··· DATA SHOWN

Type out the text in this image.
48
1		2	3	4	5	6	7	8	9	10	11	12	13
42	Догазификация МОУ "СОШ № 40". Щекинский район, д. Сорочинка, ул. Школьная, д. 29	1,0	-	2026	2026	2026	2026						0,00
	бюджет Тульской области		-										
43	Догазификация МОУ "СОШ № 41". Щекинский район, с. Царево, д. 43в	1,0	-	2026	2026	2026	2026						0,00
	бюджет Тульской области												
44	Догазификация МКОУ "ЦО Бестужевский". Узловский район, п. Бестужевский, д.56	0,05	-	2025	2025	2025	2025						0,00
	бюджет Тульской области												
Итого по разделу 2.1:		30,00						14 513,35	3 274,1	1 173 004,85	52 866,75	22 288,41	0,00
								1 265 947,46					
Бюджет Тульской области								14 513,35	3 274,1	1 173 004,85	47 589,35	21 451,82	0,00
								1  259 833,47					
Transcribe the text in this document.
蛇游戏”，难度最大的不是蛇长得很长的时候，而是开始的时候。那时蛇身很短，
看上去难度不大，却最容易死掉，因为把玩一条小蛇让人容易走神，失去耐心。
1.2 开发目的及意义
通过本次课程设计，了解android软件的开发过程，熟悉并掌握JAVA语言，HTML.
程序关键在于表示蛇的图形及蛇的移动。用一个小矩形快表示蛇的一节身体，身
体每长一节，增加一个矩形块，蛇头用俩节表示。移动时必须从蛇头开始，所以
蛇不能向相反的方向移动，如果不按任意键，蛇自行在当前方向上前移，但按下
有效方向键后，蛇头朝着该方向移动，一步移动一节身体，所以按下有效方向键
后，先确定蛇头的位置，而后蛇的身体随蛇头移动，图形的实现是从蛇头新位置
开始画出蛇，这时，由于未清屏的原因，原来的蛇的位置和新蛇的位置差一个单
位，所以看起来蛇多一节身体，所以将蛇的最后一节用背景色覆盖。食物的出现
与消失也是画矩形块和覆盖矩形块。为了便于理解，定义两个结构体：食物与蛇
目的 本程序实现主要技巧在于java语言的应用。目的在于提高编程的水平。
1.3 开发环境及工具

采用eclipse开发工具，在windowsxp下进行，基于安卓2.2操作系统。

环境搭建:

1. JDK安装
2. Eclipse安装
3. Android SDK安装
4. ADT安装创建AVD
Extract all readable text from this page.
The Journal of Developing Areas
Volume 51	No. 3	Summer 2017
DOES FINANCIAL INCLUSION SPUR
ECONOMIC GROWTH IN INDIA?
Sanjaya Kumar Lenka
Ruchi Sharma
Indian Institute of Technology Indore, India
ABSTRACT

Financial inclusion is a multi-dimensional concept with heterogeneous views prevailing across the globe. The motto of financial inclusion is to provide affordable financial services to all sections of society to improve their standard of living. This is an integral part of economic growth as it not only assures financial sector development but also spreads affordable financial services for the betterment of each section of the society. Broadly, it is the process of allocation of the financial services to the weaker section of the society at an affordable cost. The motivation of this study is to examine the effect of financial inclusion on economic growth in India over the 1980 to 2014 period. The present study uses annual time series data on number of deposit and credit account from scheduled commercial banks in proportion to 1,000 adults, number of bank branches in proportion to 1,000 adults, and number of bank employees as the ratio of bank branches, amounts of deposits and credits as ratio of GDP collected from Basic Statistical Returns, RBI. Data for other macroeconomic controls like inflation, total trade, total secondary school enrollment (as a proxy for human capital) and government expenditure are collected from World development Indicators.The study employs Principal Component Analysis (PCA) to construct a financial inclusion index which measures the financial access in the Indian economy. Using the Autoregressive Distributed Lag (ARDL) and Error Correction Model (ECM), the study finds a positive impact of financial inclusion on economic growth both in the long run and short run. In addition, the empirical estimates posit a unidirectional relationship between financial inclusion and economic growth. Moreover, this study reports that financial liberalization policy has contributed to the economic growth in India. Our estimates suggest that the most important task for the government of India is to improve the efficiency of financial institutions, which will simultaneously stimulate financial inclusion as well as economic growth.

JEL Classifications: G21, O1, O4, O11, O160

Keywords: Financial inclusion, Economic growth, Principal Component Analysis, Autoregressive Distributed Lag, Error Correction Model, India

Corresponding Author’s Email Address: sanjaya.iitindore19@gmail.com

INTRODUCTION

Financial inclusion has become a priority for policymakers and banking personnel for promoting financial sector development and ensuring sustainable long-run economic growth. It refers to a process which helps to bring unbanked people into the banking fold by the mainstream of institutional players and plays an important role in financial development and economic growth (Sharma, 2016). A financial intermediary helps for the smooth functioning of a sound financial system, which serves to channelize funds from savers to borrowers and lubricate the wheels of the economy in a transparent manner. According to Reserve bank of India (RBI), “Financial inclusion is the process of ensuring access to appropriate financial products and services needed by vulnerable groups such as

······

WHAT TO DO. Out of the records, collect only those lines that contain the string "Principal".

CORRECT RESULT.
Financial inclusion is a multi-dimensional concept with heterogeneous views prevailing across the globe. The motto of financial inclusion is to provide affordable financial services to all sections of society to improve their standard of living. This is an integral part of economic growth as it not only assures financial sector development but also spreads affordable financial services for the betterment of each section of the society. Broadly, it is the process of allocation of the financial services to the weaker section of the society at an affordable cost. The motivation of this study is to examine the effect of financial inclusion on economic growth in India over the 1980 to 2014 period. The present study uses annual time series data on number of deposit and credit account from scheduled commercial banks in proportion to 1,000 adults, number of bank branches in proportion to 1,000 adults, and number of bank employees as the ratio of bank branches, amounts of deposits and credits as ratio of GDP collected from Basic Statistical Returns, RBI. Data for other macroeconomic controls like inflation, total trade, total secondary school enrollment (as a proxy for human capital) and government expenditure are collected from World development Indicators.The study employs Principal Component Analysis (PCA) to construct a financial inclusion index which measures the financial access in the Indian economy. Using the Autoregressive Distributed Lag (ARDL) and Error Correction Model (ECM), the study finds a positive impact of financial inclusion on economic growth both in the long run and short run. In addition, the empirical estimates posit a unidirectional relationship between financial inclusion and economic growth. Moreover, this study reports that financial liberalization policy has contributed to the economic growth in India. Our estimates suggest that the most important task for the government of India is to improve the efficiency of financial institutions, which will simultaneously stimulate financial inclusion as well as economic growth.
Keywords: Financial inclusion, Economic growth, Principal Component Analysis, Autoregressive Distributed Lag, Error Correction Model, India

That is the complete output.